**What to produce:** Quote the entries that follow exactly, leaving none out.

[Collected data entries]
- - - - - - -

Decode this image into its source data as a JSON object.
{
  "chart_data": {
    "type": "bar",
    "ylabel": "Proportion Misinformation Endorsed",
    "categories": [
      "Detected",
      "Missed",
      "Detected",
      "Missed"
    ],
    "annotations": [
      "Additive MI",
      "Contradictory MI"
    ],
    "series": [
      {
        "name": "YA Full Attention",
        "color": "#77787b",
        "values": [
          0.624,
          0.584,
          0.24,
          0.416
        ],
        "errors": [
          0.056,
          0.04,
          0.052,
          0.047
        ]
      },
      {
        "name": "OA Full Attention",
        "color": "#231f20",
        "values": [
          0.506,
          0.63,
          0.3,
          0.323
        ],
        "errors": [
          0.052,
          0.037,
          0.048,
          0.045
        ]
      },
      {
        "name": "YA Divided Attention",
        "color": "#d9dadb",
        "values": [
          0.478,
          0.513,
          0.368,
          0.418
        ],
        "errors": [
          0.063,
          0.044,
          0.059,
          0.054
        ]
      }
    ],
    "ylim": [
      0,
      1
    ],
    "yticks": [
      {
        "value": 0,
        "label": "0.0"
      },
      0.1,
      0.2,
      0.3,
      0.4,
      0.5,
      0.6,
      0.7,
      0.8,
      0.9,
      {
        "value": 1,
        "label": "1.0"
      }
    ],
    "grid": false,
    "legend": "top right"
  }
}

- - - - - - -

**Solution to the exercise:**
Decode this image into its source data as a JSON object.
{
  "chart_data": {
    "type": "bar",
    "ylabel": "Proportion Misinformation Endorsed",
    "categories": [
      "Detected",
      "Missed",
      "Detected",
      "Missed"
    ],
    "annotations": [
      "Additive MI",
      "Contradictory MI"
    ],
    "series": [
      {
        "name": "YA Full Attention",
        "color": "#77787b",
        "values": [
          0.624,
          0.584,
          0.24,
          0.416
        ],
        "errors": [
          0.056,
          0.04,
          0.052,
          0.047
        ]
      },
      {
        "name": "OA Full Attention",
        "color": "#231f20",
        "values": [
          0.506,
          0.63,
          0.3,
          0.323
        ],
        "errors": [
          0.052,
          0.037,
          0.048,
          0.045
        ]
      },
      {
        "name": "YA Divided Attention",
        "color": "#d9dadb",
        "values": [
          0.478,
          0.513,
          0.368,
          0.418
        ],
        "errors": [
          0.063,
          0.044,
          0.059,
          0.054
        ]
      }
    ],
    "ylim": [
      0,
      1
    ],
    "yticks": [
      {
        "value": 0,
        "label": "0.0"
      },
      0.1,
      0.2,
      0.3,
      0.4,
      0.5,
      0.6,
      0.7,
      0.8,
      0.9,
      {
        "value": 1,
        "label": "1.0"
      }
    ],
    "grid": false,
    "legend": "top right"
  }
}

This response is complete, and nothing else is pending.